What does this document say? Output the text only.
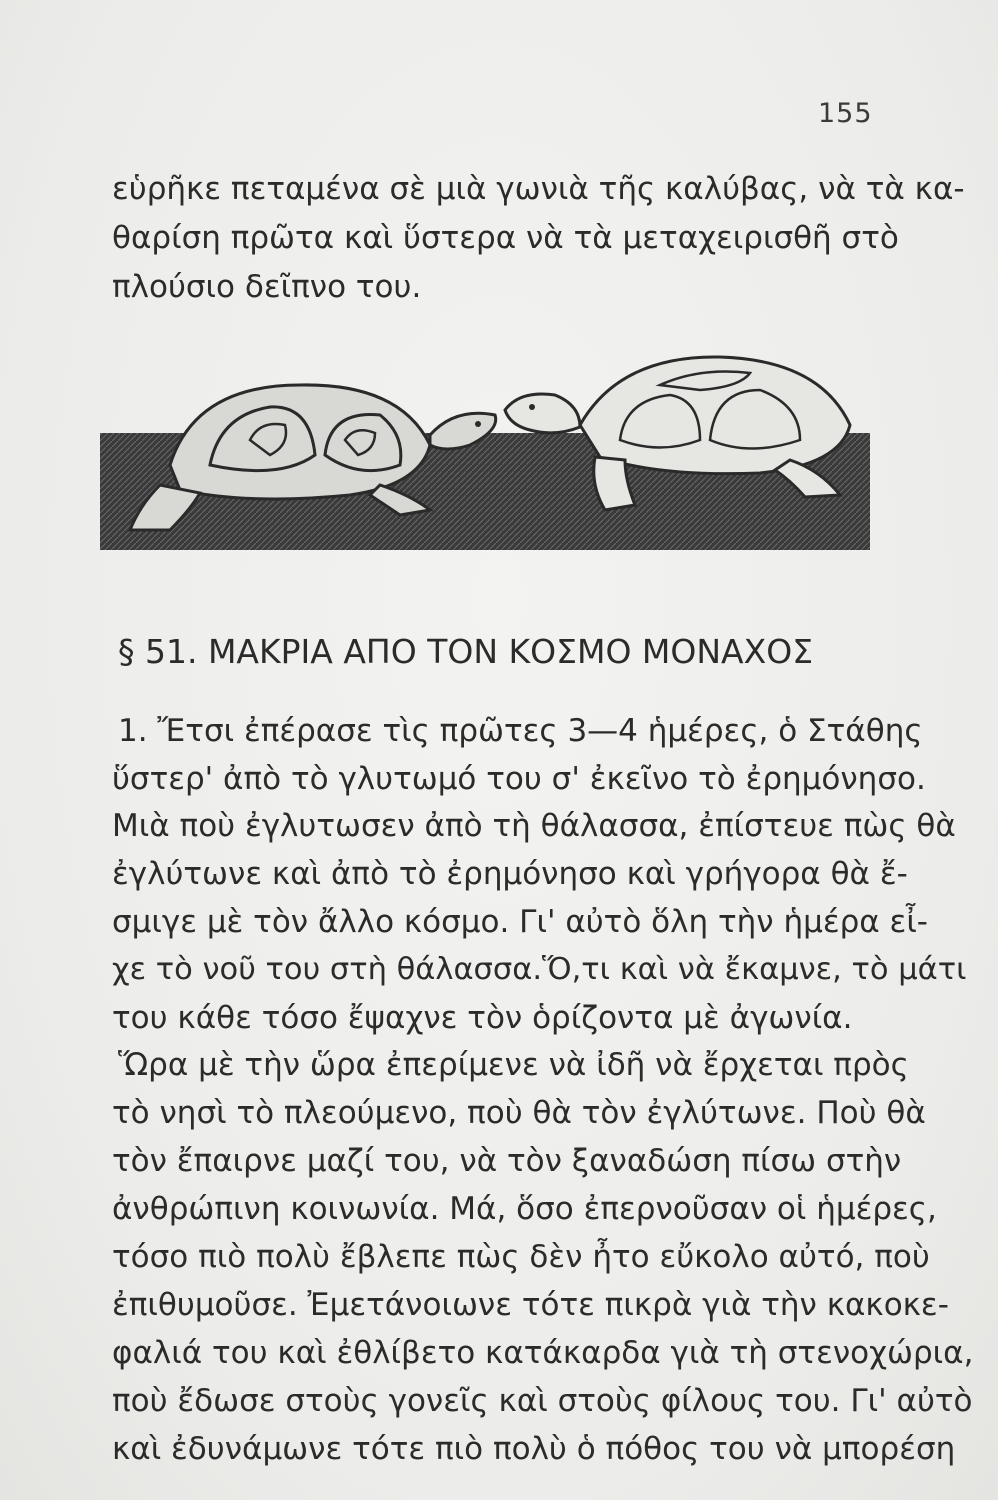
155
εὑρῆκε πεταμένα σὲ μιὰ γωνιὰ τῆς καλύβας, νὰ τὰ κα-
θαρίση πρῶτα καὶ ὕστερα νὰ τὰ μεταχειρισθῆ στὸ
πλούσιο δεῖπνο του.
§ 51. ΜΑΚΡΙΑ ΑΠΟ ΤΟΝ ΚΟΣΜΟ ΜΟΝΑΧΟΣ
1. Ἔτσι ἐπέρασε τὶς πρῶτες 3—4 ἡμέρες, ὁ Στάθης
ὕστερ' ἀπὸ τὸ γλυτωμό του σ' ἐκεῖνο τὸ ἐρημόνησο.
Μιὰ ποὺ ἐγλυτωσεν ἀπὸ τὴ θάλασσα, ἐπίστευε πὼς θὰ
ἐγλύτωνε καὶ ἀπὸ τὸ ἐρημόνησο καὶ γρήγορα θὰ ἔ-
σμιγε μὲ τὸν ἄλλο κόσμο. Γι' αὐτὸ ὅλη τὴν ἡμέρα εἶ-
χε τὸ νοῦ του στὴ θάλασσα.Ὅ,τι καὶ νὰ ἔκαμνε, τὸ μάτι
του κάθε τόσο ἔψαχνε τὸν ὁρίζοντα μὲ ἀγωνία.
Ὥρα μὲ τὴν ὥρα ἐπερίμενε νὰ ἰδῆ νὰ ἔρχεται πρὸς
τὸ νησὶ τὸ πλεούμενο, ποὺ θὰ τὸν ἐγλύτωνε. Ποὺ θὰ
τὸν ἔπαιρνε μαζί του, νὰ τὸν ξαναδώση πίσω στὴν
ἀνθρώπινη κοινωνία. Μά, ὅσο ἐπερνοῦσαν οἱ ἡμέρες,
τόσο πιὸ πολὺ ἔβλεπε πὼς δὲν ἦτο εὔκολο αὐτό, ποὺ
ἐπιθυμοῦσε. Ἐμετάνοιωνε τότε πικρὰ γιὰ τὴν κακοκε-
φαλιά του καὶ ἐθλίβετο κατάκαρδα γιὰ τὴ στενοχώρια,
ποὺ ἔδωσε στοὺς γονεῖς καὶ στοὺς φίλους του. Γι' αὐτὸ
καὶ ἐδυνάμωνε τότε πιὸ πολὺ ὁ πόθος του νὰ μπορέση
...
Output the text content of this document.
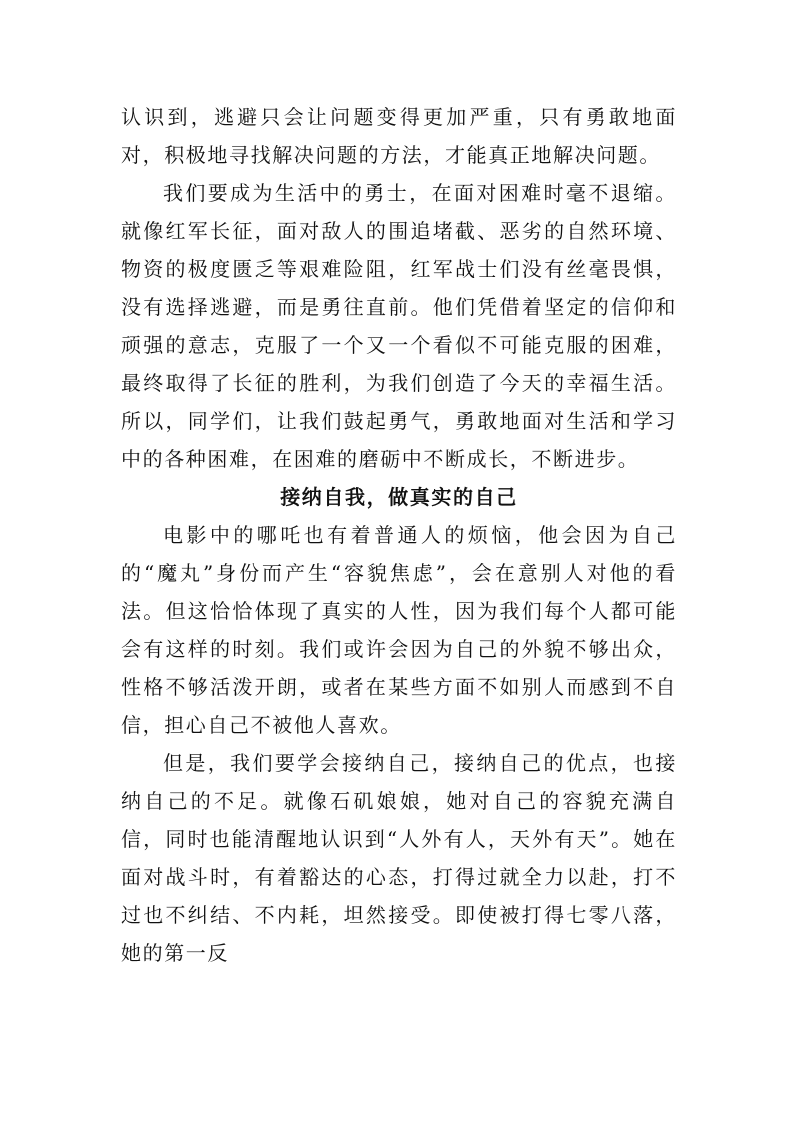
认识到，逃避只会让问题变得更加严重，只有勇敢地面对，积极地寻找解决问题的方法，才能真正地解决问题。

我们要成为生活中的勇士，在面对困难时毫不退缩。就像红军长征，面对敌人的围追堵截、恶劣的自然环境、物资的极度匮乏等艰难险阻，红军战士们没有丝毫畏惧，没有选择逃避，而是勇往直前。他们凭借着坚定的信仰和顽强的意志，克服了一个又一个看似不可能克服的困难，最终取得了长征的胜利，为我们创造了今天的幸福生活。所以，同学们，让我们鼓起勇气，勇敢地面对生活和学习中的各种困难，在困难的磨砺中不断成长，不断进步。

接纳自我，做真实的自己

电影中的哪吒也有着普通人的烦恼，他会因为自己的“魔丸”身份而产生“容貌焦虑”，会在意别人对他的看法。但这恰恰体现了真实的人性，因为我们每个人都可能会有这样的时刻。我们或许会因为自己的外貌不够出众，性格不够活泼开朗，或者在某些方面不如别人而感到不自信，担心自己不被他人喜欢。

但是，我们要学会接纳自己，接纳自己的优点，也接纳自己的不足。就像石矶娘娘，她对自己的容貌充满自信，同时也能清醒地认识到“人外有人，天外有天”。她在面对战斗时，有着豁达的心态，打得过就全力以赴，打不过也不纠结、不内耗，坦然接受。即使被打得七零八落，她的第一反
* * *
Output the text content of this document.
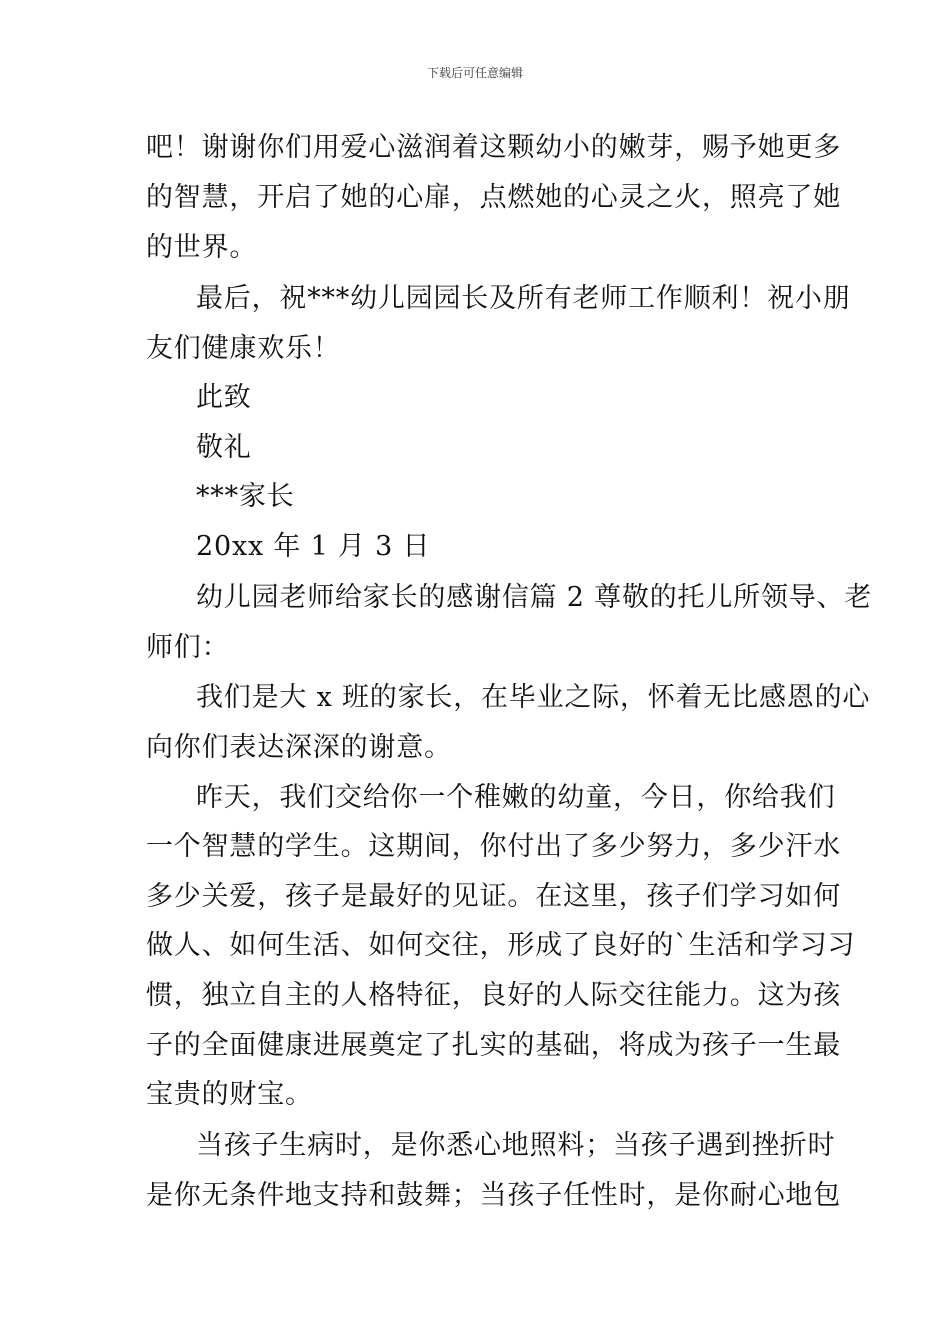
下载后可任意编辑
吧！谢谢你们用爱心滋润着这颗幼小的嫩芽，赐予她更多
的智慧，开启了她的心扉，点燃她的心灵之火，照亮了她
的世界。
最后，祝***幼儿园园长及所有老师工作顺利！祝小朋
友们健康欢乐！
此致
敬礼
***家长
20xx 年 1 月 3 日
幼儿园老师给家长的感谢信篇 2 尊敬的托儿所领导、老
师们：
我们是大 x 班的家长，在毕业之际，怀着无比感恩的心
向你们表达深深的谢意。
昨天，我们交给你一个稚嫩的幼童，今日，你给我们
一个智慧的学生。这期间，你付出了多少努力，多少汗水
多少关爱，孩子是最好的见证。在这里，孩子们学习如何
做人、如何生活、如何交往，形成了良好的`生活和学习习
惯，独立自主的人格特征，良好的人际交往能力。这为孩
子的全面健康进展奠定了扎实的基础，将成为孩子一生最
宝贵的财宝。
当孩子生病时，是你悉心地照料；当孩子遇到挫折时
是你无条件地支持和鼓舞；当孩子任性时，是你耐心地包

TASK DETAILS: Find how many lines in the listing contain the word "τόσο" and give that count alone.

TASK RESPONSE: 2